[Dataset records on visual material]
-----

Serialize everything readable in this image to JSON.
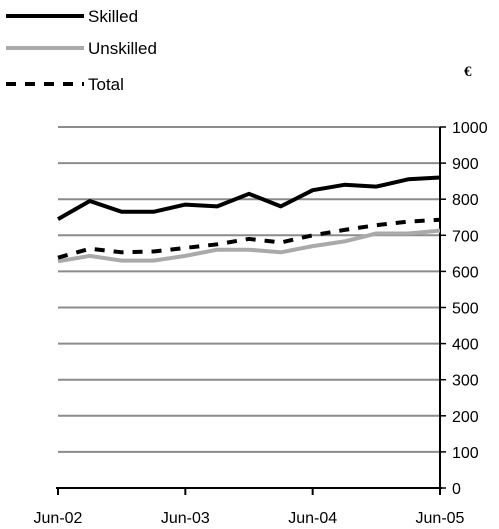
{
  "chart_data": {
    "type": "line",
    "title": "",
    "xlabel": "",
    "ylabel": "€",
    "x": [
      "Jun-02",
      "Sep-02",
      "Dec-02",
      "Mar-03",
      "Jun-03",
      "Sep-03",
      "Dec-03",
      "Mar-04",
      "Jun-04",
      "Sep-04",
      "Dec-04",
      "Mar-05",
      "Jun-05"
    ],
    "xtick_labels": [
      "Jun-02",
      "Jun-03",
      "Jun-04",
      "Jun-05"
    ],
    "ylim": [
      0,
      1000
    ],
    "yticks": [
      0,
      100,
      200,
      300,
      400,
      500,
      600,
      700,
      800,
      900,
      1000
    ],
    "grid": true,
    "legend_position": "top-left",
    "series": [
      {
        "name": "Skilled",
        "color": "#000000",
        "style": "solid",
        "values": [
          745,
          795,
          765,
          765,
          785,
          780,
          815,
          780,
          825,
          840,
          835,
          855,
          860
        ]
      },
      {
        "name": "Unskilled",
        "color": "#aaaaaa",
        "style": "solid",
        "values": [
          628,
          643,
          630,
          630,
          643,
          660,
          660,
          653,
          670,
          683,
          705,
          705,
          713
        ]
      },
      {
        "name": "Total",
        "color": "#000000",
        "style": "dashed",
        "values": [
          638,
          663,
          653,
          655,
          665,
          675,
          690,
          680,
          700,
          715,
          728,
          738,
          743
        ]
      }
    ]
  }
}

-----

■ Instructions to follow ■
Copy the records exactly as they appear, excluding images.

■ The answer ■
Serialize everything readable in this image to JSON.
{
  "chart_data": {
    "type": "line",
    "title": "",
    "xlabel": "",
    "ylabel": "€",
    "x": [
      "Jun-02",
      "Sep-02",
      "Dec-02",
      "Mar-03",
      "Jun-03",
      "Sep-03",
      "Dec-03",
      "Mar-04",
      "Jun-04",
      "Sep-04",
      "Dec-04",
      "Mar-05",
      "Jun-05"
    ],
    "xtick_labels": [
      "Jun-02",
      "Jun-03",
      "Jun-04",
      "Jun-05"
    ],
    "ylim": [
      0,
      1000
    ],
    "yticks": [
      0,
      100,
      200,
      300,
      400,
      500,
      600,
      700,
      800,
      900,
      1000
    ],
    "grid": true,
    "legend_position": "top-left",
    "series": [
      {
        "name": "Skilled",
        "color": "#000000",
        "style": "solid",
        "values": [
          745,
          795,
          765,
          765,
          785,
          780,
          815,
          780,
          825,
          840,
          835,
          855,
          860
        ]
      },
      {
        "name": "Unskilled",
        "color": "#aaaaaa",
        "style": "solid",
        "values": [
          628,
          643,
          630,
          630,
          643,
          660,
          660,
          653,
          670,
          683,
          705,
          705,
          713
        ]
      },
      {
        "name": "Total",
        "color": "#000000",
        "style": "dashed",
        "values": [
          638,
          663,
          653,
          655,
          665,
          675,
          690,
          680,
          700,
          715,
          728,
          738,
          743
        ]
      }
    ]
  }
}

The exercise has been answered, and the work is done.